**Schriftliche Aufgabe 1:** Geben Sie die Einträge vom Anfang bis einschließlich der Zeile mit „y-axis-right: 20 15“ wortgetreu wieder.

**Textauszug:**
Aber ist das ein Grund, gar nicht erst anzufangen? Laut einer Studie von The Stepstone Group könnte Deutschland durch freiwillige Weiterbeschäftigung Älterer bis zu 570.000 Vollzeitäquivalente pro Jahr gewinnen - ein wirtschaftliches Potenzial von bis zu 28 Milliarden Euro jährlich. Im Schnitt wollen sie freiwillig vier Jahre länger im Job bleiben und 24 Wochenstunden arbeiten.

Gerade kleinere und mittlere Unternehmen kämpfen täglich darum, erfahrene Kräfte zu halten. Viele erzählen, wie sehr sie die älteren Mitarbeitenden brauchen, um Wissen zu sichern und Teams zu stabilisieren. Die Aktivrente könnte hier ein wertvoller Baustein sein.

**Schriftliche Aufgabe 2:** Schreiben Sie den Textauszug zur Weiterbeschäftigung Älterer vollständig und unverändert ab.

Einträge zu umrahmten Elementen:
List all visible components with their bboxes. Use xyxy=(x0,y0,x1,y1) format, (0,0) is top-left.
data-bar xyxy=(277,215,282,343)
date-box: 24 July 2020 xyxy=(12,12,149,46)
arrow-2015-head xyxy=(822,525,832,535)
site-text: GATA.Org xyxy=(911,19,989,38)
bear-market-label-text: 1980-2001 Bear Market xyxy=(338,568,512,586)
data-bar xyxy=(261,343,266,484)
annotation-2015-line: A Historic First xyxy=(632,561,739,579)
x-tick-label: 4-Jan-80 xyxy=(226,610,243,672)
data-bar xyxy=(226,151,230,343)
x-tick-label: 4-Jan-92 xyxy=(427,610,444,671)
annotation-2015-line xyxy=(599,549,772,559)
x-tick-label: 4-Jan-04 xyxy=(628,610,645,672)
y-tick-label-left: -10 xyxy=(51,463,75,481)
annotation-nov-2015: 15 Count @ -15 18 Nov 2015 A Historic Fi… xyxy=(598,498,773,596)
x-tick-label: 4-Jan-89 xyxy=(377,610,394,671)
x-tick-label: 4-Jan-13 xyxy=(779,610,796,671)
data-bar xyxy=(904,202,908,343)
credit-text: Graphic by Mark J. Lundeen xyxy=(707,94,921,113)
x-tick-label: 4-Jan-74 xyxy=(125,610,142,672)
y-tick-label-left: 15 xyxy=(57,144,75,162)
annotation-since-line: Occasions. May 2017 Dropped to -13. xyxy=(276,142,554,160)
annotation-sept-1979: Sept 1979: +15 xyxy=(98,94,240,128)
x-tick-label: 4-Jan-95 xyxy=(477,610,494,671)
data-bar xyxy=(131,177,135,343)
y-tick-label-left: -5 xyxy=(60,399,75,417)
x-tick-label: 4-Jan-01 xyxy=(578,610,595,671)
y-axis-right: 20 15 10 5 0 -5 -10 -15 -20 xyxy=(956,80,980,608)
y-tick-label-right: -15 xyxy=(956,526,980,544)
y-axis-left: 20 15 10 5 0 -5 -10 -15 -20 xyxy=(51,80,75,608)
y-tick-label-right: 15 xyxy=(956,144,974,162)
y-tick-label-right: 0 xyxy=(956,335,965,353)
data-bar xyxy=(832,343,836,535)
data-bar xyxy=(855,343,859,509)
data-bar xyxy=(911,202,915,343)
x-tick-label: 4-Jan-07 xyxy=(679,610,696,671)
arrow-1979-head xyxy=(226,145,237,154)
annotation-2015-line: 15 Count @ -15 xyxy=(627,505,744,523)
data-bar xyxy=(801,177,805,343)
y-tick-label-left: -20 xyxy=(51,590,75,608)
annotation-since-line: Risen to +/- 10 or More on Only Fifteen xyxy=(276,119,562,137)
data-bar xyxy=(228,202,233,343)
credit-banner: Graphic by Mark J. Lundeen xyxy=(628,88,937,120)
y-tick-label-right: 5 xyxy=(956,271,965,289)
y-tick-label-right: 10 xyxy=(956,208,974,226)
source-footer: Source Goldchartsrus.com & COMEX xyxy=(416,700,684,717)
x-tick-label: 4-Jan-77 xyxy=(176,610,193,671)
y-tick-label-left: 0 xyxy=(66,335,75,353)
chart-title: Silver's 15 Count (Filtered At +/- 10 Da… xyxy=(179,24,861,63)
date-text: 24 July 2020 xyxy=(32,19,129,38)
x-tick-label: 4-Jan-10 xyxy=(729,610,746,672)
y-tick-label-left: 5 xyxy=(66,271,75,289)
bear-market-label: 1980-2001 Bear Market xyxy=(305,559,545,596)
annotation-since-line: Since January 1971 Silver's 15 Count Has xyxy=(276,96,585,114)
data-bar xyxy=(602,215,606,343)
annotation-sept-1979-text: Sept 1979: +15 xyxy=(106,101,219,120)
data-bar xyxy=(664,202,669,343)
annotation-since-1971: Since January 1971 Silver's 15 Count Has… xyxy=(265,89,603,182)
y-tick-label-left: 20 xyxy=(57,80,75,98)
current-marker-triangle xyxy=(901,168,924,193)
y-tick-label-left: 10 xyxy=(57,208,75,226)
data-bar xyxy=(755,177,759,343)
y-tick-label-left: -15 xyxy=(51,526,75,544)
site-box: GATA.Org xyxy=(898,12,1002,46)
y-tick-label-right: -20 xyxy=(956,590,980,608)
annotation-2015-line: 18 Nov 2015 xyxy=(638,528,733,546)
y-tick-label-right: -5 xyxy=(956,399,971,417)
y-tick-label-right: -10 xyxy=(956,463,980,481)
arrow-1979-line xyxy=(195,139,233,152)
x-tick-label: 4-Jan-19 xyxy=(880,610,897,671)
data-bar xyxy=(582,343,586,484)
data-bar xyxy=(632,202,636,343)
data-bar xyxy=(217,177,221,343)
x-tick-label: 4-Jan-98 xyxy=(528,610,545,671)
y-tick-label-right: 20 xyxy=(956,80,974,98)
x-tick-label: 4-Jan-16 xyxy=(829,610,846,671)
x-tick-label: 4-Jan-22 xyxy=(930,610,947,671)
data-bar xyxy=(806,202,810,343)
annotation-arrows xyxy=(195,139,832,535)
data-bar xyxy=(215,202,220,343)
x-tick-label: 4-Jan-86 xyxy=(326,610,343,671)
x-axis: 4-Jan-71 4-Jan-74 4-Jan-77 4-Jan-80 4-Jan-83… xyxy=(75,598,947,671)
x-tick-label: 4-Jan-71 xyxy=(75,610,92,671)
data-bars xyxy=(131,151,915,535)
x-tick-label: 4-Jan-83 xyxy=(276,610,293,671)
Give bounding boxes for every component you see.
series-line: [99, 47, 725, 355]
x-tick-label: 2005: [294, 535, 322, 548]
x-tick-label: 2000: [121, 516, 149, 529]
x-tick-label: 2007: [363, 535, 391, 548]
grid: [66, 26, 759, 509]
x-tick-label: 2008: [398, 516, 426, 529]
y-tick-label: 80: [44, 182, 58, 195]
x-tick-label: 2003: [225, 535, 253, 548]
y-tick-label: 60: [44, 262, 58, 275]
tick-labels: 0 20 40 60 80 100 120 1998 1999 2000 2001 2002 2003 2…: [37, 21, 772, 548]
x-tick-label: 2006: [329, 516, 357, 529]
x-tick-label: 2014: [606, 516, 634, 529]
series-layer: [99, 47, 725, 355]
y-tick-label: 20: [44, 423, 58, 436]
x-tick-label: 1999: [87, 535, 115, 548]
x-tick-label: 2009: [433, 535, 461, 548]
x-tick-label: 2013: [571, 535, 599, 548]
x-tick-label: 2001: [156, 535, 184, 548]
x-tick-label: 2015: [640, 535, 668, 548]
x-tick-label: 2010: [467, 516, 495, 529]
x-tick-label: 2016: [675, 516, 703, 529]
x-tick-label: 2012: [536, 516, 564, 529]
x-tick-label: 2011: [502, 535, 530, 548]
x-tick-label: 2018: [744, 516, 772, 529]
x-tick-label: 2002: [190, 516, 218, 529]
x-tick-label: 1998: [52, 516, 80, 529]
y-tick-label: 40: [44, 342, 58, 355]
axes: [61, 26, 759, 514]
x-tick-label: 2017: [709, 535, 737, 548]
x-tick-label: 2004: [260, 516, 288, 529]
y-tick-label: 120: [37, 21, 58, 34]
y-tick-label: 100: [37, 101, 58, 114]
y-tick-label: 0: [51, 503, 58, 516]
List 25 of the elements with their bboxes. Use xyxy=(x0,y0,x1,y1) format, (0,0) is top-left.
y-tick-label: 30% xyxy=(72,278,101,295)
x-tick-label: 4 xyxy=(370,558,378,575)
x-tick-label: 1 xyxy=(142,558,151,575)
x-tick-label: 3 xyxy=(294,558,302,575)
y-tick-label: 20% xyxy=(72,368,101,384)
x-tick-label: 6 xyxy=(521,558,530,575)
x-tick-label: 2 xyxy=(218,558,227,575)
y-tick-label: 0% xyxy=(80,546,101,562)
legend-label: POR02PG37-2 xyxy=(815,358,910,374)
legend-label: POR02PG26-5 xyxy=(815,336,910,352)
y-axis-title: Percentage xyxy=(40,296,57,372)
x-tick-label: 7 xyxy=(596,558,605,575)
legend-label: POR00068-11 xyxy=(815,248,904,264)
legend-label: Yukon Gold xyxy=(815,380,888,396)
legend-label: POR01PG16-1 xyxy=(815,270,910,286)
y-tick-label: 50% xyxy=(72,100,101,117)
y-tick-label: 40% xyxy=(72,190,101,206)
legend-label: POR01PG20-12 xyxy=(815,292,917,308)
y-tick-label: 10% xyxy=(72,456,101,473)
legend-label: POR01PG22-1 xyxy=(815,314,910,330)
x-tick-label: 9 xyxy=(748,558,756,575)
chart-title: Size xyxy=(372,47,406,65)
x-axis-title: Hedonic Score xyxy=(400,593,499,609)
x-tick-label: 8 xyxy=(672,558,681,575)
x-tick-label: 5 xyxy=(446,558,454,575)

**Vollständige Antwort 1:**
List all visible components with their bboxes. Use xyxy=(x0,y0,x1,y1) format, (0,0) is top-left.
data-bar xyxy=(277,215,282,343)
date-box: 24 July 2020 xyxy=(12,12,149,46)
arrow-2015-head xyxy=(822,525,832,535)
site-text: GATA.Org xyxy=(911,19,989,38)
bear-market-label-text: 1980-2001 Bear Market xyxy=(338,568,512,586)
data-bar xyxy=(261,343,266,484)
annotation-2015-line: A Historic First xyxy=(632,561,739,579)
x-tick-label: 4-Jan-80 xyxy=(226,610,243,672)
data-bar xyxy=(226,151,230,343)
x-tick-label: 4-Jan-92 xyxy=(427,610,444,671)
annotation-2015-line xyxy=(599,549,772,559)
x-tick-label: 4-Jan-04 xyxy=(628,610,645,672)
y-tick-label-left: -10 xyxy=(51,463,75,481)
annotation-nov-2015: 15 Count @ -15 18 Nov 2015 A Historic Fi… xyxy=(598,498,773,596)
x-tick-label: 4-Jan-89 xyxy=(377,610,394,671)
x-tick-label: 4-Jan-13 xyxy=(779,610,796,671)
data-bar xyxy=(904,202,908,343)
credit-text: Graphic by Mark J. Lundeen xyxy=(707,94,921,113)
x-tick-label: 4-Jan-74 xyxy=(125,610,142,672)
y-tick-label-left: 15 xyxy=(57,144,75,162)
annotation-since-line: Occasions. May 2017 Dropped to -13. xyxy=(276,142,554,160)
annotation-sept-1979: Sept 1979: +15 xyxy=(98,94,240,128)
x-tick-label: 4-Jan-95 xyxy=(477,610,494,671)
data-bar xyxy=(131,177,135,343)
y-tick-label-left: -5 xyxy=(60,399,75,417)
x-tick-label: 4-Jan-01 xyxy=(578,610,595,671)
y-axis-right: 20 15 10 5 0 -5 -10 -15 -20 xyxy=(956,80,980,608)

**Vollständige Antwort 2:**
Aber ist das ein Grund, gar nicht erst anzufangen? Laut einer Studie von The Stepstone Group könnte Deutschland durch freiwillige Weiterbeschäftigung Älterer bis zu 570.000 Vollzeitäquivalente pro Jahr gewinnen - ein wirtschaftliches Potenzial von bis zu 28 Milliarden Euro jährlich. Im Schnitt wollen sie freiwillig vier Jahre länger im Job bleiben und 24 Wochenstunden arbeiten.

Gerade kleinere und mittlere Unternehmen kämpfen täglich darum, erfahrene Kräfte zu halten. Viele erzählen, wie sehr sie die älteren Mitarbeitenden brauchen, um Wissen zu sichern und Teams zu stabilisieren. Die Aktivrente könnte hier ein wertvoller Baustein sein.